:: WHAT NEEDS TO BE DONE ::
Where the data below has the string "grid", return the whole line.
++++++++++++++++++++
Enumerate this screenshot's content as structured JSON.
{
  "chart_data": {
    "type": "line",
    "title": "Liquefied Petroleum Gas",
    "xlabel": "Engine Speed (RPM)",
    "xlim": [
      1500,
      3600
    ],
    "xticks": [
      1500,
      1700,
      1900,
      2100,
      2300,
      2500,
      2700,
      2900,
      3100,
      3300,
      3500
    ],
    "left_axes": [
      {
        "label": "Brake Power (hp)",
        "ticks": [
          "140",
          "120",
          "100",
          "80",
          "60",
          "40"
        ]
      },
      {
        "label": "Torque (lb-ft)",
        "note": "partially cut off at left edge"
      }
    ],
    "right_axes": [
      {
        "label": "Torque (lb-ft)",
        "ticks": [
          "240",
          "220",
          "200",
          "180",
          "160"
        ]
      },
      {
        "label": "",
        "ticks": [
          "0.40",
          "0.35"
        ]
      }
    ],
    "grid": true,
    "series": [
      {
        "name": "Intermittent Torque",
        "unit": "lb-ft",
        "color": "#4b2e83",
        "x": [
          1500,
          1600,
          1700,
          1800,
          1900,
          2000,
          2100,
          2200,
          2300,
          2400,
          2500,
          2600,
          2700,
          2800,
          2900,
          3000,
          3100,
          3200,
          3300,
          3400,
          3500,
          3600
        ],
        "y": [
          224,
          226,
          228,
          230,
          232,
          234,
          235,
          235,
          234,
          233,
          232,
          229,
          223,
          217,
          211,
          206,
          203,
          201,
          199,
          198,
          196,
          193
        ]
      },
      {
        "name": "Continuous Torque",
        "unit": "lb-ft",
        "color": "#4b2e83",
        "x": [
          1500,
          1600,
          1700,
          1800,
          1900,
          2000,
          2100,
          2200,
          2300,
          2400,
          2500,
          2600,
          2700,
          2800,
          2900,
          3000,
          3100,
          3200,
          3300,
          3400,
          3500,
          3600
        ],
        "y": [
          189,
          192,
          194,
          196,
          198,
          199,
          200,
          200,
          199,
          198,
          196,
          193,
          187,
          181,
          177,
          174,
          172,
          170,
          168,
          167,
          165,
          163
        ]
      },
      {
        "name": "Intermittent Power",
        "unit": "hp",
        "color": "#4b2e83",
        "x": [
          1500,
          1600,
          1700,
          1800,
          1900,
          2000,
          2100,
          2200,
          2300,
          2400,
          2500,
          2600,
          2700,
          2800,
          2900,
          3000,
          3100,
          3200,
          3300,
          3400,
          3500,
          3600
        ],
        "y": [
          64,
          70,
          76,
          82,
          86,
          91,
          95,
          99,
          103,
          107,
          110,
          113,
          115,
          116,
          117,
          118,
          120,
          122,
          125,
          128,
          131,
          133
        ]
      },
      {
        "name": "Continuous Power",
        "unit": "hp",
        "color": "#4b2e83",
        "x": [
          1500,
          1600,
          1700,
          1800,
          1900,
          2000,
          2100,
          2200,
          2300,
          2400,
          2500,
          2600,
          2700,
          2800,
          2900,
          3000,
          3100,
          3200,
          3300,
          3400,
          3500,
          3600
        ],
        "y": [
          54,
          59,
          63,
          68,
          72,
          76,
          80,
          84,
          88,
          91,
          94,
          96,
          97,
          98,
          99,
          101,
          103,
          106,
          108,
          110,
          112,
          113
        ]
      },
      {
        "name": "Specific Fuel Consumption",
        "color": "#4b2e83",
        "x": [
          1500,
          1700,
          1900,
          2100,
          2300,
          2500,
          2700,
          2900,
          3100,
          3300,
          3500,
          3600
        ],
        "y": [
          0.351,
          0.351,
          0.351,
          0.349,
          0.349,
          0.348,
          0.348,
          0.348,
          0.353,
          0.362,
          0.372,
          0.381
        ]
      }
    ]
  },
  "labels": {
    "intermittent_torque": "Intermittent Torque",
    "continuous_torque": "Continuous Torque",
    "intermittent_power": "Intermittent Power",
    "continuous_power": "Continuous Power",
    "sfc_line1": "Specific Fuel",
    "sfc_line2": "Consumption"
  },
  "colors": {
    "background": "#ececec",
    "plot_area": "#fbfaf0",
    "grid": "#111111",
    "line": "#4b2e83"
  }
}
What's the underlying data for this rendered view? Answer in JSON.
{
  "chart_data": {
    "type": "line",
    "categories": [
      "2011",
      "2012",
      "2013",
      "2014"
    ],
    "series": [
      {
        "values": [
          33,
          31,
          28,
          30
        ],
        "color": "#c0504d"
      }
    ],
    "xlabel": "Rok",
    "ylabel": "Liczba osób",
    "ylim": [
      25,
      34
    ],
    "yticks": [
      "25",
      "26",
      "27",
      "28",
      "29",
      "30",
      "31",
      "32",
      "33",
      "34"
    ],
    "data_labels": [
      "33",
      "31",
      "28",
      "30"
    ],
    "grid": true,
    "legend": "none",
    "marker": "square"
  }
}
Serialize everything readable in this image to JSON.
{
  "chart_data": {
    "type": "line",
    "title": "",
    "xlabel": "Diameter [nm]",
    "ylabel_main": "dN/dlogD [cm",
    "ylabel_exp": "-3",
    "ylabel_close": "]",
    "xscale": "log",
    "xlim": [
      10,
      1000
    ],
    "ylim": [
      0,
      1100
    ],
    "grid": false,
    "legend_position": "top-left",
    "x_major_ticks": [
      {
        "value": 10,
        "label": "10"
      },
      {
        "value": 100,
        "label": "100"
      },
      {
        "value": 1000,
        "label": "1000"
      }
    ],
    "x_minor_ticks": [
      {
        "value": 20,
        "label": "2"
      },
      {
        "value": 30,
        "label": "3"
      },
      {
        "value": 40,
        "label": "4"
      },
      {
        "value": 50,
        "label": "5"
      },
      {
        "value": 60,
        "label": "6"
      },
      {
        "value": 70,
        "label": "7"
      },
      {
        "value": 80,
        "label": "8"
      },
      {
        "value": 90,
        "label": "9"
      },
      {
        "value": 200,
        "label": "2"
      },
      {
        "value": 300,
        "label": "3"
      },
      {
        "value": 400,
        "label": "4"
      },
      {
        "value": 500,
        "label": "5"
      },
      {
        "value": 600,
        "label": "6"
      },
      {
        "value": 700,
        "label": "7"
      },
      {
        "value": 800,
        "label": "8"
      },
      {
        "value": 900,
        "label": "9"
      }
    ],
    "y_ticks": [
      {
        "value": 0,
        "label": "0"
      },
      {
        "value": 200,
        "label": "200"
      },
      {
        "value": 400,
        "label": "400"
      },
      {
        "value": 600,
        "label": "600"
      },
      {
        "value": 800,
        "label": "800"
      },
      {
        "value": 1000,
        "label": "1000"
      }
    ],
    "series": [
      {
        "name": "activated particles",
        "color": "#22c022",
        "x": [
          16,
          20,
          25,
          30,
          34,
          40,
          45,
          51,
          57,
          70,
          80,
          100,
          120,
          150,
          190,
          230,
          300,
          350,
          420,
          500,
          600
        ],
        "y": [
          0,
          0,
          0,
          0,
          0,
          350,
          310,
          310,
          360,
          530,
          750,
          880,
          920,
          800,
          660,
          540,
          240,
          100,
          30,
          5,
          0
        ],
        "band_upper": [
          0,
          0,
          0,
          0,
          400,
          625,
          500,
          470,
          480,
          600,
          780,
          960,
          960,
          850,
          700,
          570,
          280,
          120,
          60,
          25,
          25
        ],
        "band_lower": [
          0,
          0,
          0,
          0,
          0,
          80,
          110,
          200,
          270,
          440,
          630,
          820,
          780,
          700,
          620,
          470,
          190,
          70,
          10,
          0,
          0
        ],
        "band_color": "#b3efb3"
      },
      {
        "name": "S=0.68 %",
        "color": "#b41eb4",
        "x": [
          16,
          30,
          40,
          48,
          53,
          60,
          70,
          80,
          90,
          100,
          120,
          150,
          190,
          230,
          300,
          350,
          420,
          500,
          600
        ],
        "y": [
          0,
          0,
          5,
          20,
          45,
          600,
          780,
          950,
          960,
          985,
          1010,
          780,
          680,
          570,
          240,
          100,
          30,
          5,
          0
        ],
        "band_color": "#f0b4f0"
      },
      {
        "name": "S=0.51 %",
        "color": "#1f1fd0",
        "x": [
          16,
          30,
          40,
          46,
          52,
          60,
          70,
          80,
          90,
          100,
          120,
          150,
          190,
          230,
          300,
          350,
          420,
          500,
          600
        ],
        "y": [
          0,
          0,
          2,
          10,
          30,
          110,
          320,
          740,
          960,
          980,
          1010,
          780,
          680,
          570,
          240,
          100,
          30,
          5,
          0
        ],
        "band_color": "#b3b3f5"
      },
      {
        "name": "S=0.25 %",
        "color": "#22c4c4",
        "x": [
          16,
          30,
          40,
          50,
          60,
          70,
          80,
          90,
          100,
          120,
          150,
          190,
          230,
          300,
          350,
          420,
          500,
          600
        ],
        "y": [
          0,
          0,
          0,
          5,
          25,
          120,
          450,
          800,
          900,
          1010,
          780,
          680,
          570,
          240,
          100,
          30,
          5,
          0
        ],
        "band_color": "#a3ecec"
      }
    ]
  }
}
++++++++++++++++++++
:: TASK SOLUTION ::
    "grid": true,
    "grid": "#111111",
    "grid": true,
    "grid": false,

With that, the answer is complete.